- **Quoted passage**:
Linux Kernel vs. Memory Fragmentation (Part I)
(External) memory fragmentation is a long-standing Linux kernel programming issue. As the system runs, it assigns various tasks to memory pages. Over time, memory gets fragmented, and eventually, a busy system that is up for a long time may have only a few contiguous physical pages.
Because the Linux kernel supports virtual memory management, physical memory fragmentation is often not an issue. With page tables, unless large pages are used, physically scattered memory is still contiguous in the virtual address space.
However, it becomes very difficult to allocate contiguous physical memory from the kernel linear mapping area. For example, it is challenging to allocate structure objects through the block allocator—a common and frequent operation in the kernel mode—or operate on a Direct Memory Access (DMA) buffer that does not support the scatter and gather modes. Such operations might cause frequent direct memory reclamation or compaction, resulting in large fluctuations in system performance, or allocation failure. In slow memory allocation paths, different operations are performed according to the page allocation flag.

- **Given exercise 1**:
In the memory fragmentation article, swap "virtual address space" for "logical address space" and write out the passage between "(External) memory fragmentation" and "virtual address space.", inclusive.
- **Given exercise 2**:
Answer these from the memory fragmentation article:
(a) What may a busy system that has been up for a long time have only a few of?
(b) What kernel capability makes physical memory fragmentation often not an issue?
(c) In slow memory allocation paths, what determines which operations are performed?
- **Given exercise 3**:
Could you take the memory fragmentation article further, picking up after its last sentence?
The records come from a separate source, not from the memory fragmentation article.

- **Provided records**:

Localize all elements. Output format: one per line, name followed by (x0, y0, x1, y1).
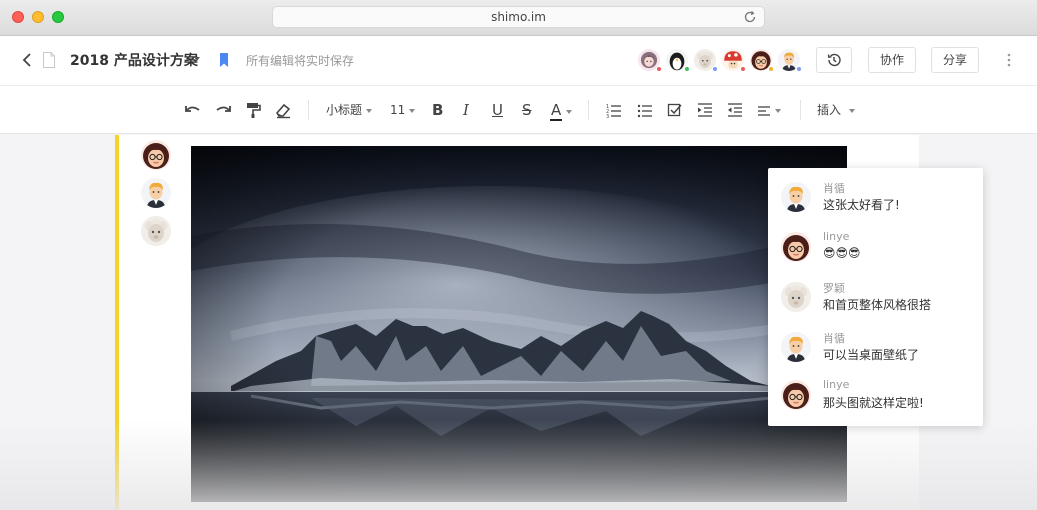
comment-author-avatar (781, 182, 811, 212)
save-status-text: 所有编辑将实时保存 (246, 54, 355, 68)
address-bar[interactable]: shimo.im (272, 6, 765, 28)
insert-dropdown[interactable]: 插入 (817, 100, 856, 120)
ordered-list-icon: 1 2 3 (606, 104, 621, 120)
document-header: 2018 产品设计方案 所有编辑将实时保存 协作 分享 (0, 36, 1037, 86)
reload-icon[interactable] (743, 10, 757, 24)
online-status-dot (656, 66, 662, 72)
comment-author: 肖循 (823, 332, 845, 345)
comment-item[interactable]: 肖循 这张太好看了! (768, 178, 983, 226)
document-file-icon (43, 52, 55, 68)
collaborator-avatar[interactable] (666, 49, 690, 72)
comment-author-avatar (781, 282, 811, 312)
comment-item[interactable]: linye 😎😎😎 (768, 228, 983, 276)
chevron-down-icon (775, 108, 781, 113)
font-color-letter: A (550, 101, 563, 121)
align-dropdown[interactable] (757, 100, 781, 120)
comment-item[interactable]: linye 那头图就这样定啦! (768, 376, 983, 424)
collaborator-avatar[interactable] (638, 49, 662, 72)
bullet-list-icon (637, 104, 652, 118)
format-painter-button[interactable] (244, 100, 262, 120)
collaborator-avatar[interactable] (750, 49, 774, 72)
strikethrough-button[interactable]: S (522, 100, 532, 120)
comment-author: linye (823, 378, 850, 391)
comment-author: 肖循 (823, 182, 845, 195)
browser-chrome: shimo.im (0, 0, 1037, 36)
online-status-dot (684, 66, 690, 72)
collaborator-avatar[interactable] (694, 49, 718, 72)
comment-author: linye (823, 230, 850, 243)
ordered-list-button[interactable]: 1 2 3 (606, 100, 622, 120)
comment-text: 那头图就这样定啦! (823, 396, 924, 410)
collaborator-avatar[interactable] (722, 49, 746, 72)
toolbar-divider (800, 100, 801, 120)
heading-style-value: 小标题 (326, 103, 363, 117)
chevron-down-icon (849, 108, 856, 113)
heading-style-dropdown[interactable]: 小标题 (326, 100, 373, 120)
online-status-dot (740, 66, 746, 72)
history-button[interactable] (816, 47, 852, 73)
share-button[interactable]: 分享 (931, 47, 979, 73)
online-status-dot (796, 66, 802, 72)
bookmark-icon[interactable] (219, 53, 229, 67)
toolbar-divider (308, 100, 309, 120)
bullet-list-button[interactable] (637, 100, 653, 120)
clear-format-button[interactable] (274, 100, 292, 120)
undo-icon (185, 106, 200, 112)
back-arrow-icon[interactable] (20, 51, 34, 69)
toolbar-divider (588, 100, 589, 120)
commenter-avatar[interactable] (141, 178, 171, 208)
comment-text: 这张太好看了! (823, 198, 900, 212)
section-highlight-bar (115, 135, 119, 510)
outdent-button[interactable] (727, 100, 743, 120)
chevron-down-icon (409, 108, 416, 113)
comment-author: 罗颖 (823, 282, 845, 295)
mountain-landscape-image[interactable] (191, 146, 847, 502)
comment-item[interactable]: 肖循 可以当桌面壁纸了 (768, 328, 983, 376)
paint-format-icon (247, 103, 261, 118)
align-left-icon (758, 105, 770, 116)
document-title[interactable]: 2018 产品设计方案 (70, 50, 198, 70)
underline-button[interactable]: U (492, 100, 503, 120)
comment-author-avatar (781, 380, 811, 410)
title-dropdown-icon[interactable] (194, 57, 200, 61)
redo-icon (216, 106, 231, 112)
address-url: shimo.im (491, 10, 546, 24)
font-color-dropdown[interactable]: A (550, 100, 573, 121)
close-window-button[interactable] (12, 11, 24, 23)
chevron-down-icon (566, 109, 573, 114)
collaborate-button[interactable]: 协作 (868, 47, 916, 73)
font-size-value: 11 (390, 103, 406, 117)
eraser-icon (275, 103, 291, 119)
comment-author-avatar (781, 332, 811, 362)
indent-icon (698, 103, 712, 117)
italic-button[interactable]: I (463, 100, 469, 120)
commenter-avatar[interactable] (141, 140, 171, 170)
redo-button[interactable] (213, 100, 233, 120)
online-status-dot (712, 66, 718, 72)
more-options-icon[interactable] (1004, 51, 1014, 69)
formatting-toolbar: 小标题 11 B I U S A 1 2 3 插入 (0, 86, 1037, 134)
indent-button[interactable] (697, 100, 713, 120)
comments-panel: 肖循 这张太好看了! linye 😎😎😎 罗颖 和首页整体风格很搭 肖循 可以当… (768, 168, 983, 426)
comment-text: 可以当桌面壁纸了 (823, 348, 920, 362)
minimize-window-button[interactable] (32, 11, 44, 23)
outdent-icon (728, 103, 742, 117)
comment-text: 😎😎😎 (823, 246, 861, 260)
checkbox-icon (667, 103, 682, 117)
collaborator-avatar[interactable] (778, 49, 802, 72)
svg-text:3: 3 (606, 114, 609, 120)
chevron-down-icon (366, 108, 373, 113)
comment-author-avatar (781, 232, 811, 262)
history-clock-icon (827, 53, 841, 67)
comment-item[interactable]: 罗颖 和首页整体风格很搭 (768, 278, 983, 326)
checklist-button[interactable] (667, 100, 683, 120)
zoom-window-button[interactable] (52, 11, 64, 23)
insert-label: 插入 (817, 103, 842, 117)
bold-button[interactable]: B (432, 100, 443, 120)
commenter-avatar[interactable] (141, 216, 171, 246)
online-status-dot (768, 66, 774, 72)
font-size-dropdown[interactable]: 11 (390, 100, 416, 120)
undo-button[interactable] (183, 100, 203, 120)
comment-text: 和首页整体风格很搭 (823, 298, 932, 312)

- **Final answer 1**:
(External) memory fragmentation is a long-standing Linux kernel programming issue. As the system runs, it assigns various tasks to memory pages. Over time, memory gets fragmented, and eventually, a busy system that is up for a long time may have only a few contiguous physical pages.
Because the Linux kernel supports virtual memory management, physical memory fragmentation is often not an issue. With page tables, unless large pages are used, physically scattered memory is still contiguous in the logical address space.

- **Final answer 2**:
(a) Contiguous physical pages.
(b) Its support for virtual memory management.
(c) The page allocation flag.

- **Final answer 3**:
If the kernel programming no longer relies on the high-order physical memory allocation in the linear address space, the memory fragmentation issue will be solved. However, for a huge project like the Linux kernel, it isn't practical to make such changes.
Since Linux 2.x, the open source community has tried several methods to alleviate the memory fragmentation issue, including many effective, but unusual patches. Some merged patches have been controversial, such as the memory compaction mechanism. At the LSFMM 2014 conference, many developers complained that memory compaction was not very efficient and that bugs were not easy to reproduce. But the community did not abandon the feature and continued to optimize it in subsequent versions.
Mel Gorman is the most persistent contributor in this field. He has submitted two sets of important patches. The first set was merged in Linux 2.6.24 and iterated over 28 versions before the community accepted it. The second set was merged in Linux 5.0 and successfully reduced memory fragmentation events by 94% on one- or two-socket machines.
In this post, I'll introduce some common extensions to the buddy allocator that helps prevent memory fragmentation in the Linux 3.10 kernel, the principle of memory compaction, how to view the fragmentation index, and how to quantify the latency overheads caused by memory compaction.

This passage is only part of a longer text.